▶ Task
Repeat every record exactly, but keep images out of the copy.

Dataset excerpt
● ● ● ● ● ● ●

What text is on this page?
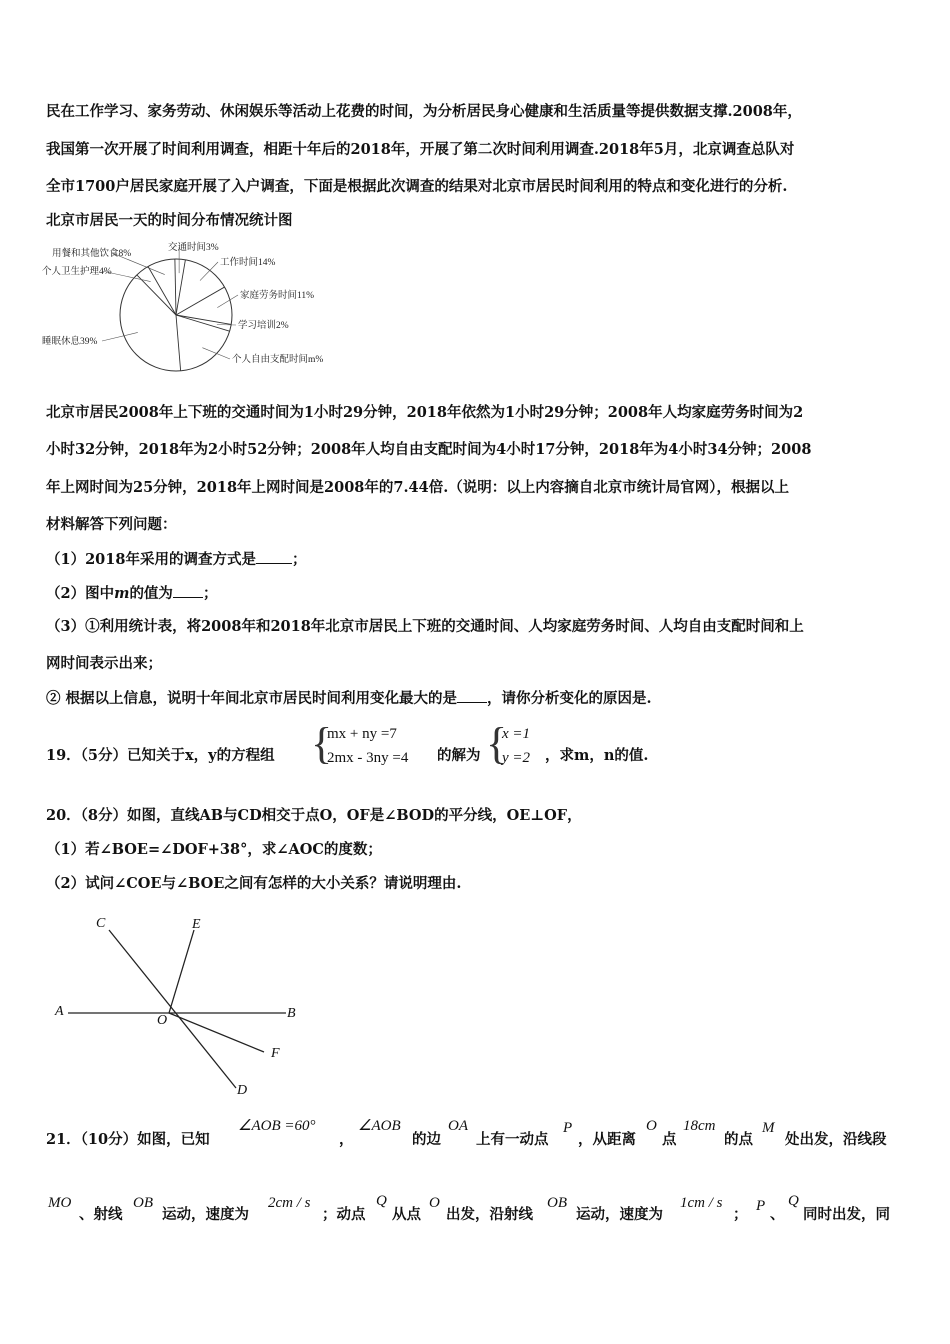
民在工作学习、家务劳动、休闲娱乐等活动上花费的时间，为分析居民身心健康和生活质量等提供数据支撑.2008年，
我国第一次开展了时间利用调查，相距十年后的2018年，开展了第二次时间利用调查.2018年5月，北京调查总队对
全市1700户居民家庭开展了入户调查，下面是根据此次调查的结果对北京市居民时间利用的特点和变化进行的分析.
北京市居民一天的时间分布情况统计图
交通时间3%
工作时间14%
家庭劳务时间11%
学习培训2%
个人自由支配时间m%
睡眠休息39%
个人卫生护理4%
用餐和其他饮食8%
北京市居民2008年上下班的交通时间为1小时29分钟，2018年依然为1小时29分钟；2008年人均家庭劳务时间为2
小时32分钟，2018年为2小时52分钟；2008年人均自由支配时间为4小时17分钟，2018年为4小时34分钟；2008
年上网时间为25分钟，2018年上网时间是2008年的7.44倍.（说明：以上内容摘自北京市统计局官网），根据以上
材料解答下列问题：
（1）2018年采用的调查方式是 ；
（2）图中m的值为 ；
（3）①利用统计表，将2008年和2018年北京市居民上下班的交通时间、人均家庭劳务时间、人均自由支配时间和上
网时间表示出来；
② 根据以上信息，说明十年间北京市居民时间利用变化最大的是 ，请你分析变化的原因是.
19．（5分）已知关于x，y的方程组 {
mx + ny =7
2mx - 3ny =4 的解为 {
x =1
y =2 ，求m，n的值.
20．（8分）如图，直线AB与CD相交于点O，OF是∠BOD的平分线，OE⊥OF，
（1）若∠BOE=∠DOF+38°，求∠AOC的度数；
（2）试问∠COE与∠BOE之间有怎样的大小关系？请说明理由.
C	E
A
O	B
F
D
21．（10分）如图，已知
∠AOB =60°
，
∠AOB
的边
OA
上有一动点
P
，从距离
O
点
18cm
的点
M
处出发，沿线段
MO
、射线
OB
运动，速度为
2cm / s
；动点
Q
从点
O
出发，沿射线
OB
运动，速度为
1cm / s
； P 、
Q
同时出发，同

● ● ● ● ● ● ●

▶ Exercise result
What text is on this page?
民在工作学习、家务劳动、休闲娱乐等活动上花费的时间，为分析居民身心健康和生活质量等提供数据支撑.2008年，
我国第一次开展了时间利用调查，相距十年后的2018年，开展了第二次时间利用调查.2018年5月，北京调查总队对
全市1700户居民家庭开展了入户调查，下面是根据此次调查的结果对北京市居民时间利用的特点和变化进行的分析.
北京市居民一天的时间分布情况统计图
交通时间3%
工作时间14%
家庭劳务时间11%
学习培训2%
个人自由支配时间m%
睡眠休息39%
个人卫生护理4%
用餐和其他饮食8%
北京市居民2008年上下班的交通时间为1小时29分钟，2018年依然为1小时29分钟；2008年人均家庭劳务时间为2
小时32分钟，2018年为2小时52分钟；2008年人均自由支配时间为4小时17分钟，2018年为4小时34分钟；2008
年上网时间为25分钟，2018年上网时间是2008年的7.44倍.（说明：以上内容摘自北京市统计局官网），根据以上
材料解答下列问题：
（1）2018年采用的调查方式是 ；
（2）图中m的值为 ；
（3）①利用统计表，将2008年和2018年北京市居民上下班的交通时间、人均家庭劳务时间、人均自由支配时间和上
网时间表示出来；
② 根据以上信息，说明十年间北京市居民时间利用变化最大的是 ，请你分析变化的原因是.
19．（5分）已知关于x，y的方程组 {
mx + ny =7
2mx - 3ny =4 的解为 {
x =1
y =2 ，求m，n的值.
20．（8分）如图，直线AB与CD相交于点O，OF是∠BOD的平分线，OE⊥OF，
（1）若∠BOE=∠DOF+38°，求∠AOC的度数；
（2）试问∠COE与∠BOE之间有怎样的大小关系？请说明理由.
C	E
A
O	B
F
D
21．（10分）如图，已知
∠AOB =60°
，
∠AOB
的边
OA
上有一动点
P
，从距离
O
点
18cm
的点
M
处出发，沿线段
MO
、射线
OB
运动，速度为
2cm / s
；动点
Q
从点
O
出发，沿射线
OB
运动，速度为
1cm / s
； P 、
Q
同时出发，同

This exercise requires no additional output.